## start GIVEN RECORDS

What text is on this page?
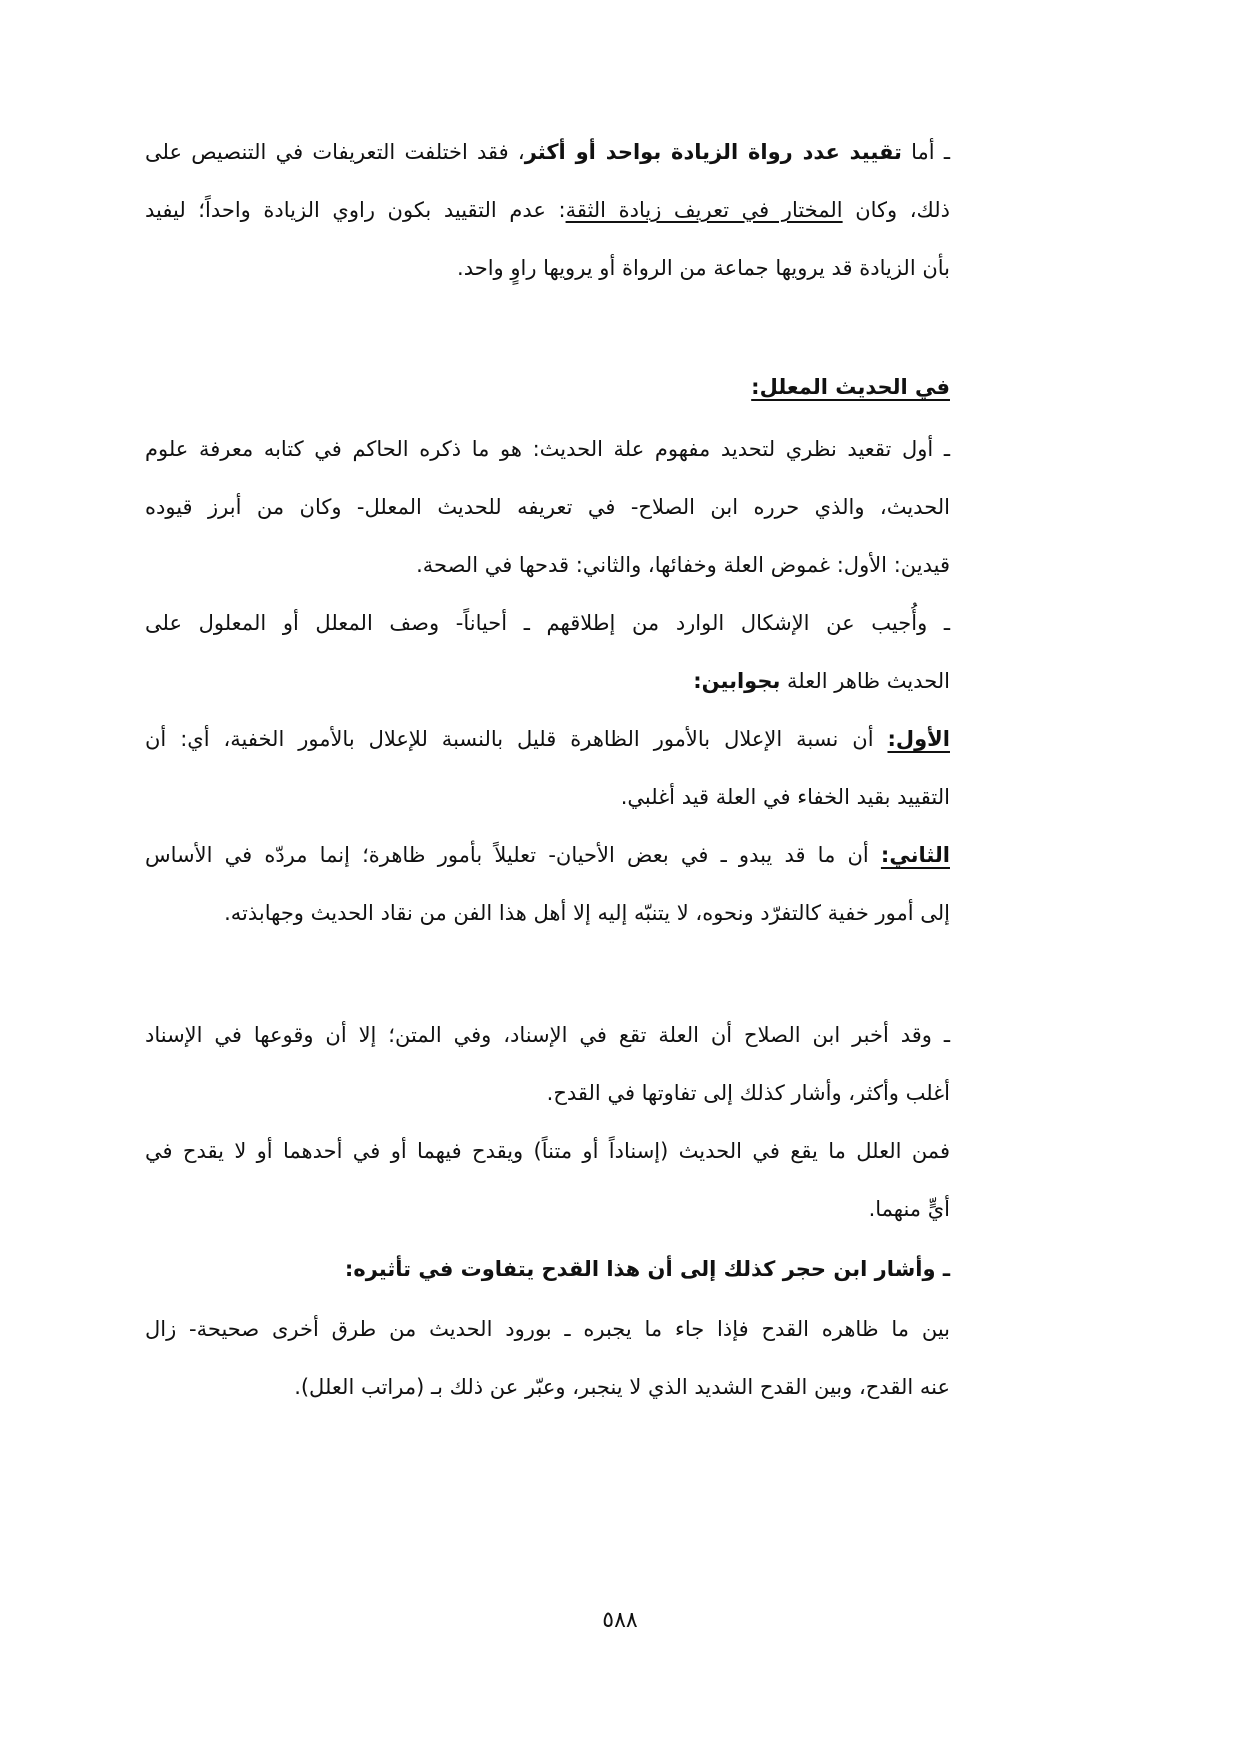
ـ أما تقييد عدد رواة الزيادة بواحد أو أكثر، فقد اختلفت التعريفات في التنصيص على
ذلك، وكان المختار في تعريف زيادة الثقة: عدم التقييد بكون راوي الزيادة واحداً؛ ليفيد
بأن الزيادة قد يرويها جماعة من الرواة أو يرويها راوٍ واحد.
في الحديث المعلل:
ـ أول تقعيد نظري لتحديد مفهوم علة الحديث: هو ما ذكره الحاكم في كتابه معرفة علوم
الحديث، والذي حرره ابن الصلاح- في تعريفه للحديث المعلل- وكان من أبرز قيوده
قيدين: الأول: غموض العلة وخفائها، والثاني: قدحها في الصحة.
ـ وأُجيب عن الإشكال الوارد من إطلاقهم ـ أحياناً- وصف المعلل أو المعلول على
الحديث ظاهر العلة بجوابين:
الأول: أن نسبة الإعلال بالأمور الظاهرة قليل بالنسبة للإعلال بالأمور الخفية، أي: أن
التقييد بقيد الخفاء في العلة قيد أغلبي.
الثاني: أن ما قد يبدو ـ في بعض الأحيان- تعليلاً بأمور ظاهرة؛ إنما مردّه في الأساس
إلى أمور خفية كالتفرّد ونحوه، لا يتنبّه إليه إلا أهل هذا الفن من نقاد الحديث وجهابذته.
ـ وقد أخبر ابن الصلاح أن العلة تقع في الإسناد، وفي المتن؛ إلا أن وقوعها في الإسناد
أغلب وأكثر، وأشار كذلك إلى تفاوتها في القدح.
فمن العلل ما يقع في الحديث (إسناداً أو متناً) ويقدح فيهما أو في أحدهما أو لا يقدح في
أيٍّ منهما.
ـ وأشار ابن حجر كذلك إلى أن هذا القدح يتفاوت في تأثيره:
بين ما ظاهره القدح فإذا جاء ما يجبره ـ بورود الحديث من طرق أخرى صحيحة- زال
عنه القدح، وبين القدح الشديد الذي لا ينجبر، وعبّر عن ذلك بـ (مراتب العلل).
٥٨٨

## end GIVEN RECORDS

→ AIM OF THE EXERCISE:
Pick out every line with the string "وأشار" and copy it.

→ REPLY TO THE TASK:
أغلب وأكثر، وأشار كذلك إلى تفاوتها في القدح.
ـ وأشار ابن حجر كذلك إلى أن هذا القدح يتفاوت في تأثيره:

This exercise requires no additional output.